==== MATERIALS PROVIDED ====

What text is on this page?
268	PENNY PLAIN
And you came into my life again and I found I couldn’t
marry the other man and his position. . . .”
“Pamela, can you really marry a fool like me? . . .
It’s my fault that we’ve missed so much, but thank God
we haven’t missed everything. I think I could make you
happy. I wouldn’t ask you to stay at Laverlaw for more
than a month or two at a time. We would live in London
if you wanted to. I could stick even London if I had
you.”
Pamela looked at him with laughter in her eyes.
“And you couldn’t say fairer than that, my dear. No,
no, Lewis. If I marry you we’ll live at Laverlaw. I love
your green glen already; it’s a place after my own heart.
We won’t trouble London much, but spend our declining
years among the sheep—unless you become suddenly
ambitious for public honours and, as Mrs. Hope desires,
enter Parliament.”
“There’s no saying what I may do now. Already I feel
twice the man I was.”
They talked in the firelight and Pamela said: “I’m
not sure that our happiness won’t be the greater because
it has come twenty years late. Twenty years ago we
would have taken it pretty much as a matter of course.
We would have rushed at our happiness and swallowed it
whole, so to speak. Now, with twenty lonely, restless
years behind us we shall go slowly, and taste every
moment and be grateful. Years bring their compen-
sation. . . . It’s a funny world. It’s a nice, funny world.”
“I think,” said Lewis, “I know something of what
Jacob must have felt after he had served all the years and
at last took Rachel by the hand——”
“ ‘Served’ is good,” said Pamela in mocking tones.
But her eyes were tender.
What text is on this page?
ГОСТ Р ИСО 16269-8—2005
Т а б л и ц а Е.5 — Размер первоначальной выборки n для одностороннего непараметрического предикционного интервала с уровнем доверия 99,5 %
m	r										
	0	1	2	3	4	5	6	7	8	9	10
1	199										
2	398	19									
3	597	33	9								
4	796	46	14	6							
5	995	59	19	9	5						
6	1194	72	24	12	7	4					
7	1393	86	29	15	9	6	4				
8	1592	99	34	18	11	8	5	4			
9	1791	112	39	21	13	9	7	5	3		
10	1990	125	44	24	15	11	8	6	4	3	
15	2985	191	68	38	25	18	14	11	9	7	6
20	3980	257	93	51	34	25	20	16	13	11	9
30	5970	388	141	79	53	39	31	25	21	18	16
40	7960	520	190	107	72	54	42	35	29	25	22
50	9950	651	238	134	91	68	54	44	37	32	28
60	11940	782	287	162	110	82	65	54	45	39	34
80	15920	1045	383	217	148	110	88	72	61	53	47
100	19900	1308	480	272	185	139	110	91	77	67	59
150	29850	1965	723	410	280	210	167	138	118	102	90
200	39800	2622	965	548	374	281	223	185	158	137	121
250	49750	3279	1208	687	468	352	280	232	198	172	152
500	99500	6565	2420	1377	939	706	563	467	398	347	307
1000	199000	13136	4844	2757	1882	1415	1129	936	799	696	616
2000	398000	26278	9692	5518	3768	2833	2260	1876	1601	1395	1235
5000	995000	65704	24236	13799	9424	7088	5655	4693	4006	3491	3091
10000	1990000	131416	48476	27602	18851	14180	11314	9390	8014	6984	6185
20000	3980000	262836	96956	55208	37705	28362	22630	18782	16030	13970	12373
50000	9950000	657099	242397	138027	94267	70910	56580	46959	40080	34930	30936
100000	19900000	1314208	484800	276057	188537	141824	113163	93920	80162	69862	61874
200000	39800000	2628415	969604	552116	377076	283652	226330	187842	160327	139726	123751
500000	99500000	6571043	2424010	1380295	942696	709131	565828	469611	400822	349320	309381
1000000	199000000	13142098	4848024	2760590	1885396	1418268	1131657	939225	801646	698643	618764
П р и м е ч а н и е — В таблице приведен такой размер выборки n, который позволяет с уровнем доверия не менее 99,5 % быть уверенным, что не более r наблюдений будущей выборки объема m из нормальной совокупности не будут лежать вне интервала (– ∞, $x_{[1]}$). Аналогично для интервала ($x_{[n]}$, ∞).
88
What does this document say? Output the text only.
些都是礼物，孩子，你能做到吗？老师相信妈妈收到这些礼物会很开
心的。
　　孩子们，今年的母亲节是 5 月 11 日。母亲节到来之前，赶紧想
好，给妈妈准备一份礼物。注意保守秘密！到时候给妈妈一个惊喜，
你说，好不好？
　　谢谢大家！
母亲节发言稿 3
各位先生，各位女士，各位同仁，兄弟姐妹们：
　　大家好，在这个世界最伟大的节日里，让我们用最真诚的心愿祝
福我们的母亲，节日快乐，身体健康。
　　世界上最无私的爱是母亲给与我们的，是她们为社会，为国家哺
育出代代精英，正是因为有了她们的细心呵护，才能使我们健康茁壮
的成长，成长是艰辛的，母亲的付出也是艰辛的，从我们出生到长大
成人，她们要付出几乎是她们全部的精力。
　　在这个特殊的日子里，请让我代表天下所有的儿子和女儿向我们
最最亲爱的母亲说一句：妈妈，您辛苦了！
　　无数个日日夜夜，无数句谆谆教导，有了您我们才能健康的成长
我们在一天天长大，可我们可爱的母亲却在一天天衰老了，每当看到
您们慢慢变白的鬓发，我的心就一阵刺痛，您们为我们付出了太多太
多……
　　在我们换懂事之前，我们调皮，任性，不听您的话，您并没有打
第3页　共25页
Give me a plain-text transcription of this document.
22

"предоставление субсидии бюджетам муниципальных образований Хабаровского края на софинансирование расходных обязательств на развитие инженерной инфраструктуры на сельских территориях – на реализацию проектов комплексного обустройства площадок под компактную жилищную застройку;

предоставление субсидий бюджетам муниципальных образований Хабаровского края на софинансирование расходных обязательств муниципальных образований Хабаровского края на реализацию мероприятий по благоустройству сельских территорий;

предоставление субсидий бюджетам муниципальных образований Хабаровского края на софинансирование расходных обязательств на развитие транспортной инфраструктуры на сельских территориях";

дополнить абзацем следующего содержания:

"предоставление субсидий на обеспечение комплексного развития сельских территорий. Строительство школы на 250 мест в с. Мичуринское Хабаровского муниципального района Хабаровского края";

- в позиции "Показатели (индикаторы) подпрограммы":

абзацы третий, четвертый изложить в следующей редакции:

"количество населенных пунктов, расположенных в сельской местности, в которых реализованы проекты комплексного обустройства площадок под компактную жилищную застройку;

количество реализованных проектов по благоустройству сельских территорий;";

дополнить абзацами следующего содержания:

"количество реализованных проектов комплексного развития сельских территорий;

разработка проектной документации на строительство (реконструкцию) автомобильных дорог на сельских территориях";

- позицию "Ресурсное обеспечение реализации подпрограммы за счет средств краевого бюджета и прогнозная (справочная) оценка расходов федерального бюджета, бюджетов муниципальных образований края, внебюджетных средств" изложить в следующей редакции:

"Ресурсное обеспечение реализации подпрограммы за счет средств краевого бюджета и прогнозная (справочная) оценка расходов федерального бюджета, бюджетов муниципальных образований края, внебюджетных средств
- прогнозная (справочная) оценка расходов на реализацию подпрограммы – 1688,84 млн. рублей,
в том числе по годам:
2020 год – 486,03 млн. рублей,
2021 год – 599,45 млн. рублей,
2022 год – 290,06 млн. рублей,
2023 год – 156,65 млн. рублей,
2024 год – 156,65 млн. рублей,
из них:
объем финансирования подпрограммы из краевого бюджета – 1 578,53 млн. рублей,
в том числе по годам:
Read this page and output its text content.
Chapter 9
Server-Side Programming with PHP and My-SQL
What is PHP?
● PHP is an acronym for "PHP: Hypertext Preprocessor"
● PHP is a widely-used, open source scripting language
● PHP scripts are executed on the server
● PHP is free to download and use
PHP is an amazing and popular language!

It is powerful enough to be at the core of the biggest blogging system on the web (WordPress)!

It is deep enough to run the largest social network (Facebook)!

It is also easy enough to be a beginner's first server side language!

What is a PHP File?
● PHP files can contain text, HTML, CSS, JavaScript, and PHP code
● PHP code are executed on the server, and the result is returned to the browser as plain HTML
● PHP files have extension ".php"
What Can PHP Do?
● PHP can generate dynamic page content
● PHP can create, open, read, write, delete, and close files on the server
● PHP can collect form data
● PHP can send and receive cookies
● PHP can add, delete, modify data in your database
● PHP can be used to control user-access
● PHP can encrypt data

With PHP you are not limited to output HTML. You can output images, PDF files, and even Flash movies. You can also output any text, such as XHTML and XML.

====

### PROBLEM TO WORK ON
Scan the records for the string "twenty". Copy each line in which it appears.

### EXERCISE ANSWER
it has come twenty years late. Twenty years ago we
whole, so to speak. Now, with twenty lonely, restless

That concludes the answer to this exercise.